** Exercise prompt **
Print out the entries below with no edits.

** Items **
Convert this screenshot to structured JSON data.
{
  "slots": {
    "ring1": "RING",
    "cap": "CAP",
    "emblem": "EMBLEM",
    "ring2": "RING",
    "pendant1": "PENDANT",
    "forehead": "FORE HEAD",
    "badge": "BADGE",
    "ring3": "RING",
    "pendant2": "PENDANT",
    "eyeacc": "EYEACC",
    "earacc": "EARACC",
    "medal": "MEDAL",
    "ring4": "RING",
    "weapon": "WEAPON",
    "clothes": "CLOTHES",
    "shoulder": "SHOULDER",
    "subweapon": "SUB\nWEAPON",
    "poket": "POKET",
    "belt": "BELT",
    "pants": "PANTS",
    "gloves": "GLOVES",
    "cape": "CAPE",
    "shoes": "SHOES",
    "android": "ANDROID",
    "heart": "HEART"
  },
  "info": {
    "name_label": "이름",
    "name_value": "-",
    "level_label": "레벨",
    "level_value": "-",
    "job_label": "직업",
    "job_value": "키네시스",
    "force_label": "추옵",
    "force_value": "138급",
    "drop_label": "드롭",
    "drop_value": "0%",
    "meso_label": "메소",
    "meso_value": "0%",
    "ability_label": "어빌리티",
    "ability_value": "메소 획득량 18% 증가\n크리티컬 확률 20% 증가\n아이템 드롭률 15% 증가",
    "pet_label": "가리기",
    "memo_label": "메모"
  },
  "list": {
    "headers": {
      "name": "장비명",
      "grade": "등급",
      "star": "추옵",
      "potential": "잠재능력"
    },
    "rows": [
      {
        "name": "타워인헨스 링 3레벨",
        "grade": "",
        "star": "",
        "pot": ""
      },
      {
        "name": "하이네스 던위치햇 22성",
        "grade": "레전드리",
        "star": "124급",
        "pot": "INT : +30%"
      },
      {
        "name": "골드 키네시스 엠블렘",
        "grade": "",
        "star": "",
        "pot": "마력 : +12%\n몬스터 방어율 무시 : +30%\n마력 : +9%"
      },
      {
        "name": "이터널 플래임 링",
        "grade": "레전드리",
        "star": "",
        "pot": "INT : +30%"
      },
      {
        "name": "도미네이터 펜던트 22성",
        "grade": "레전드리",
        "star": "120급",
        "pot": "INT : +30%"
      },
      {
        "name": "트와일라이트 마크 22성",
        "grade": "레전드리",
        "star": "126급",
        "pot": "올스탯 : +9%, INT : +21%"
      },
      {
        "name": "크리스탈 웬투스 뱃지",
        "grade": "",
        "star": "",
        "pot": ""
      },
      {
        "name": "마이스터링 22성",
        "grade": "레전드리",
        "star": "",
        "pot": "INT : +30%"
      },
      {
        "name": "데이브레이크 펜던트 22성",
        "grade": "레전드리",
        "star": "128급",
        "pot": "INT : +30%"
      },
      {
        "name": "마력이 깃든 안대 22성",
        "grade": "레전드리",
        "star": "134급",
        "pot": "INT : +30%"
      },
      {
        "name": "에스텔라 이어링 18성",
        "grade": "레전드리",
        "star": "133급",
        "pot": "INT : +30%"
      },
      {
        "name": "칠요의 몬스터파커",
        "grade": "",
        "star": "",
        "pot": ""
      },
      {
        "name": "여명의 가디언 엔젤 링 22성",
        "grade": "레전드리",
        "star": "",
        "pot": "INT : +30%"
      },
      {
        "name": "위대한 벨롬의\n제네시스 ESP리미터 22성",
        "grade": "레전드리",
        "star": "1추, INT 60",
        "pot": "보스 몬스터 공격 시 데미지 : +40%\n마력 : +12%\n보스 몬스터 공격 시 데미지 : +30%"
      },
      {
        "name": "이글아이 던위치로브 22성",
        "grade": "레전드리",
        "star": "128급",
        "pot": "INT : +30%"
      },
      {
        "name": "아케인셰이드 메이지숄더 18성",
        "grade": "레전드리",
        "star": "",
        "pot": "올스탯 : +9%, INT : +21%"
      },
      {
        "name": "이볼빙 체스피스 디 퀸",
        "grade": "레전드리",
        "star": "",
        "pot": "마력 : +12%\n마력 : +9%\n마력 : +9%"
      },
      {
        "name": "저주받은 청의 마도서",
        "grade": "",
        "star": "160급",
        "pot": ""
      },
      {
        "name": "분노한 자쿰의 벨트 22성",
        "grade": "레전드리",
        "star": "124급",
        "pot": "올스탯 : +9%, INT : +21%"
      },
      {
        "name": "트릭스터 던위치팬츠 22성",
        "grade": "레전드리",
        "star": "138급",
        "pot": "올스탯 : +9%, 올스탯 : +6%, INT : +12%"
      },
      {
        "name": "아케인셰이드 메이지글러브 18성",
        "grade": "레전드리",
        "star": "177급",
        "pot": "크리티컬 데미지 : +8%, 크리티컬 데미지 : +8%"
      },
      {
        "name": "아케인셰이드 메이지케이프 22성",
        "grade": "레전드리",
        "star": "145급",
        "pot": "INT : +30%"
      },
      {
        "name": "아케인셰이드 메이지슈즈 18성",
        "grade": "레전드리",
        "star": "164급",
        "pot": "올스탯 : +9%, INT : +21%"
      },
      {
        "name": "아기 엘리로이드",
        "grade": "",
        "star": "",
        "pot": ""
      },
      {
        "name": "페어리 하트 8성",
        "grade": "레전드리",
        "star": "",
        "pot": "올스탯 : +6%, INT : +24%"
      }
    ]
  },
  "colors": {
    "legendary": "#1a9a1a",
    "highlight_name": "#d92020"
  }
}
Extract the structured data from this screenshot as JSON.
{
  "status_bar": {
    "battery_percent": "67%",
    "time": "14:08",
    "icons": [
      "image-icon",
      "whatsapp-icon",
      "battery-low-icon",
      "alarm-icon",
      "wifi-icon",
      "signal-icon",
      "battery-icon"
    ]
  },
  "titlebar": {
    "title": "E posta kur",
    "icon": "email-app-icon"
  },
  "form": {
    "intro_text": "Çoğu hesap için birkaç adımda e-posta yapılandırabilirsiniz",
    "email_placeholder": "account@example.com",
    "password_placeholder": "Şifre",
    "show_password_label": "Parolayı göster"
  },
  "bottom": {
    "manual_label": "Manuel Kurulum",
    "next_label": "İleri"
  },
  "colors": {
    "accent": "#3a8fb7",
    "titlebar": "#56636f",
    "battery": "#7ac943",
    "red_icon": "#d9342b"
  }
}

** Answer in full **
Convert this screenshot to structured JSON data.
{
  "slots": {
    "ring1": "RING",
    "cap": "CAP",
    "emblem": "EMBLEM",
    "ring2": "RING",
    "pendant1": "PENDANT",
    "forehead": "FORE HEAD",
    "badge": "BADGE",
    "ring3": "RING",
    "pendant2": "PENDANT",
    "eyeacc": "EYEACC",
    "earacc": "EARACC",
    "medal": "MEDAL",
    "ring4": "RING",
    "weapon": "WEAPON",
    "clothes": "CLOTHES",
    "shoulder": "SHOULDER",
    "subweapon": "SUB\nWEAPON",
    "poket": "POKET",
    "belt": "BELT",
    "pants": "PANTS",
    "gloves": "GLOVES",
    "cape": "CAPE",
    "shoes": "SHOES",
    "android": "ANDROID",
    "heart": "HEART"
  },
  "info": {
    "name_label": "이름",
    "name_value": "-",
    "level_label": "레벨",
    "level_value": "-",
    "job_label": "직업",
    "job_value": "키네시스",
    "force_label": "추옵",
    "force_value": "138급",
    "drop_label": "드롭",
    "drop_value": "0%",
    "meso_label": "메소",
    "meso_value": "0%",
    "ability_label": "어빌리티",
    "ability_value": "메소 획득량 18% 증가\n크리티컬 확률 20% 증가\n아이템 드롭률 15% 증가",
    "pet_label": "가리기",
    "memo_label": "메모"
  },
  "list": {
    "headers": {
      "name": "장비명",
      "grade": "등급",
      "star": "추옵",
      "potential": "잠재능력"
    },
    "rows": [
      {
        "name": "타워인헨스 링 3레벨",
        "grade": "",
        "star": "",
        "pot": ""
      },
      {
        "name": "하이네스 던위치햇 22성",
        "grade": "레전드리",
        "star": "124급",
        "pot": "INT : +30%"
      },
      {
        "name": "골드 키네시스 엠블렘",
        "grade": "",
        "star": "",
        "pot": "마력 : +12%\n몬스터 방어율 무시 : +30%\n마력 : +9%"
      },
      {
        "name": "이터널 플래임 링",
        "grade": "레전드리",
        "star": "",
        "pot": "INT : +30%"
      },
      {
        "name": "도미네이터 펜던트 22성",
        "grade": "레전드리",
        "star": "120급",
        "pot": "INT : +30%"
      },
      {
        "name": "트와일라이트 마크 22성",
        "grade": "레전드리",
        "star": "126급",
        "pot": "올스탯 : +9%, INT : +21%"
      },
      {
        "name": "크리스탈 웬투스 뱃지",
        "grade": "",
        "star": "",
        "pot": ""
      },
      {
        "name": "마이스터링 22성",
        "grade": "레전드리",
        "star": "",
        "pot": "INT : +30%"
      },
      {
        "name": "데이브레이크 펜던트 22성",
        "grade": "레전드리",
        "star": "128급",
        "pot": "INT : +30%"
      },
      {
        "name": "마력이 깃든 안대 22성",
        "grade": "레전드리",
        "star": "134급",
        "pot": "INT : +30%"
      },
      {
        "name": "에스텔라 이어링 18성",
        "grade": "레전드리",
        "star": "133급",
        "pot": "INT : +30%"
      },
      {
        "name": "칠요의 몬스터파커",
        "grade": "",
        "star": "",
        "pot": ""
      },
      {
        "name": "여명의 가디언 엔젤 링 22성",
        "grade": "레전드리",
        "star": "",
        "pot": "INT : +30%"
      },
      {
        "name": "위대한 벨롬의\n제네시스 ESP리미터 22성",
        "grade": "레전드리",
        "star": "1추, INT 60",
        "pot": "보스 몬스터 공격 시 데미지 : +40%\n마력 : +12%\n보스 몬스터 공격 시 데미지 : +30%"
      },
      {
        "name": "이글아이 던위치로브 22성",
        "grade": "레전드리",
        "star": "128급",
        "pot": "INT : +30%"
      },
      {
        "name": "아케인셰이드 메이지숄더 18성",
        "grade": "레전드리",
        "star": "",
        "pot": "올스탯 : +9%, INT : +21%"
      },
      {
        "name": "이볼빙 체스피스 디 퀸",
        "grade": "레전드리",
        "star": "",
        "pot": "마력 : +12%\n마력 : +9%\n마력 : +9%"
      },
      {
        "name": "저주받은 청의 마도서",
        "grade": "",
        "star": "160급",
        "pot": ""
      },
      {
        "name": "분노한 자쿰의 벨트 22성",
        "grade": "레전드리",
        "star": "124급",
        "pot": "올스탯 : +9%, INT : +21%"
      },
      {
        "name": "트릭스터 던위치팬츠 22성",
        "grade": "레전드리",
        "star": "138급",
        "pot": "올스탯 : +9%, 올스탯 : +6%, INT : +12%"
      },
      {
        "name": "아케인셰이드 메이지글러브 18성",
        "grade": "레전드리",
        "star": "177급",
        "pot": "크리티컬 데미지 : +8%, 크리티컬 데미지 : +8%"
      },
      {
        "name": "아케인셰이드 메이지케이프 22성",
        "grade": "레전드리",
        "star": "145급",
        "pot": "INT : +30%"
      },
      {
        "name": "아케인셰이드 메이지슈즈 18성",
        "grade": "레전드리",
        "star": "164급",
        "pot": "올스탯 : +9%, INT : +21%"
      },
      {
        "name": "아기 엘리로이드",
        "grade": "",
        "star": "",
        "pot": ""
      },
      {
        "name": "페어리 하트 8성",
        "grade": "레전드리",
        "star": "",
        "pot": "올스탯 : +6%, INT : +24%"
      }
    ]
  },
  "colors": {
    "legendary": "#1a9a1a",
    "highlight_name": "#d92020"
  }
}
Extract the structured data from this screenshot as JSON.
{
  "status_bar": {
    "battery_percent": "67%",
    "time": "14:08",
    "icons": [
      "image-icon",
      "whatsapp-icon",
      "battery-low-icon",
      "alarm-icon",
      "wifi-icon",
      "signal-icon",
      "battery-icon"
    ]
  },
  "titlebar": {
    "title": "E posta kur",
    "icon": "email-app-icon"
  },
  "form": {
    "intro_text": "Çoğu hesap için birkaç adımda e-posta yapılandırabilirsiniz",
    "email_placeholder": "account@example.com",
    "password_placeholder": "Şifre",
    "show_password_label": "Parolayı göster"
  },
  "bottom": {
    "manual_label": "Manuel Kurulum",
    "next_label": "İleri"
  },
  "colors": {
    "accent": "#3a8fb7",
    "titlebar": "#56636f",
    "battery": "#7ac943",
    "red_icon": "#d9342b"
  }
}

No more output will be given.